Repeat the material below word for word and leave out all pictures.
***
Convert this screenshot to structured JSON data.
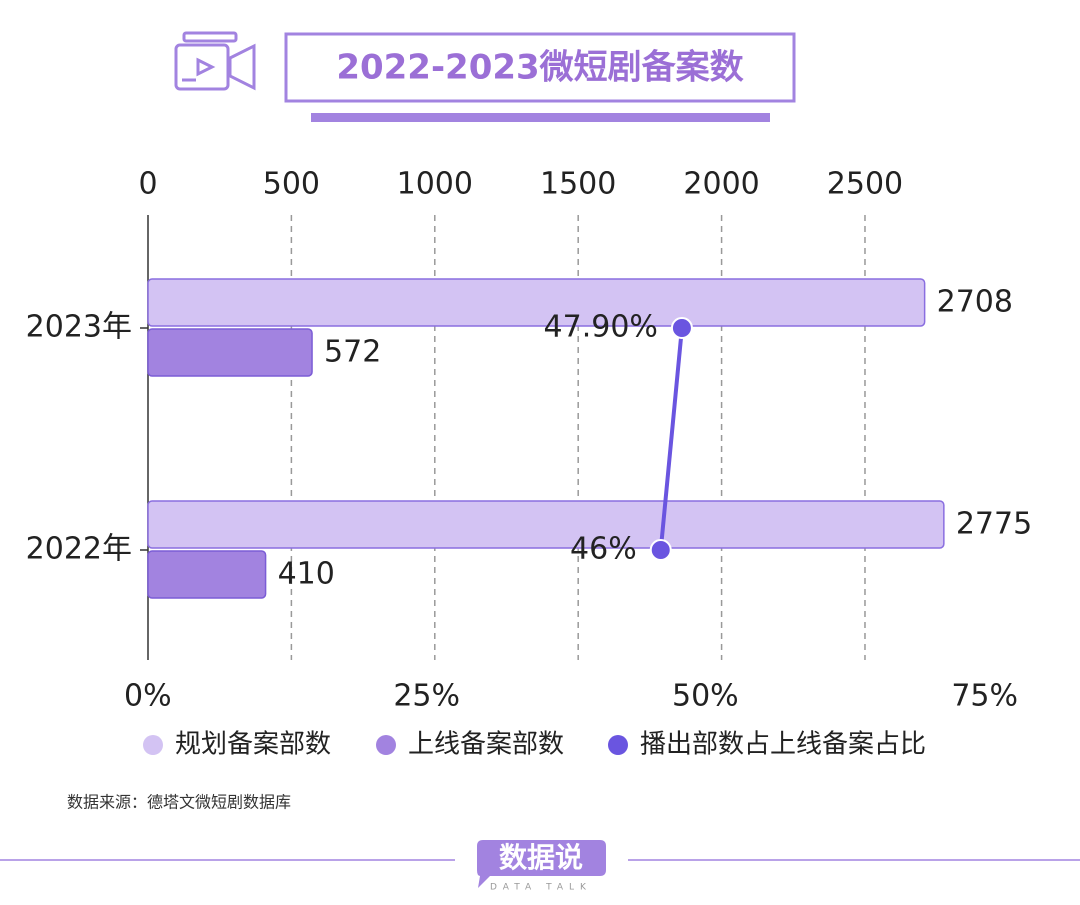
{
  "chart_data": {
    "type": "bar",
    "title": "2022-2023微短剧备案数",
    "categories": [
      "2023年",
      "2022年"
    ],
    "series": [
      {
        "name": "规划备案部数",
        "color": "#d3c3f3",
        "values": [
          2708,
          2775
        ]
      },
      {
        "name": "上线备案部数",
        "color": "#a283e0",
        "values": [
          572,
          410
        ]
      },
      {
        "name": "播出部数占上线备案占比",
        "color": "#6a55e0",
        "type": "line",
        "axis": "x2",
        "values": [
          47.9,
          46
        ],
        "value_labels": [
          "47.90%",
          "46%"
        ]
      }
    ],
    "xlim": [
      0,
      2915
    ],
    "xticks": [
      0,
      500,
      1000,
      1500,
      2000,
      2500
    ],
    "x2lim": [
      0,
      75
    ],
    "x2ticks": [
      {
        "value": 0,
        "label": "0%"
      },
      {
        "value": 25,
        "label": "25%"
      },
      {
        "value": 50,
        "label": "50%"
      },
      {
        "value": 75,
        "label": "75%"
      }
    ],
    "grid": true
  },
  "source": "数据来源：德塔文微短剧数据库",
  "brand": {
    "name": "数据说",
    "tagline": "DATA TALK"
  }
}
***
● **WORKED ANSWER**:
Convert this screenshot to structured JSON data.
{
  "chart_data": {
    "type": "bar",
    "title": "2022-2023微短剧备案数",
    "categories": [
      "2023年",
      "2022年"
    ],
    "series": [
      {
        "name": "规划备案部数",
        "color": "#d3c3f3",
        "values": [
          2708,
          2775
        ]
      },
      {
        "name": "上线备案部数",
        "color": "#a283e0",
        "values": [
          572,
          410
        ]
      },
      {
        "name": "播出部数占上线备案占比",
        "color": "#6a55e0",
        "type": "line",
        "axis": "x2",
        "values": [
          47.9,
          46
        ],
        "value_labels": [
          "47.90%",
          "46%"
        ]
      }
    ],
    "xlim": [
      0,
      2915
    ],
    "xticks": [
      0,
      500,
      1000,
      1500,
      2000,
      2500
    ],
    "x2lim": [
      0,
      75
    ],
    "x2ticks": [
      {
        "value": 0,
        "label": "0%"
      },
      {
        "value": 25,
        "label": "25%"
      },
      {
        "value": 50,
        "label": "50%"
      },
      {
        "value": 75,
        "label": "75%"
      }
    ],
    "grid": true
  },
  "source": "数据来源：德塔文微短剧数据库",
  "brand": {
    "name": "数据说",
    "tagline": "DATA TALK"
  }
}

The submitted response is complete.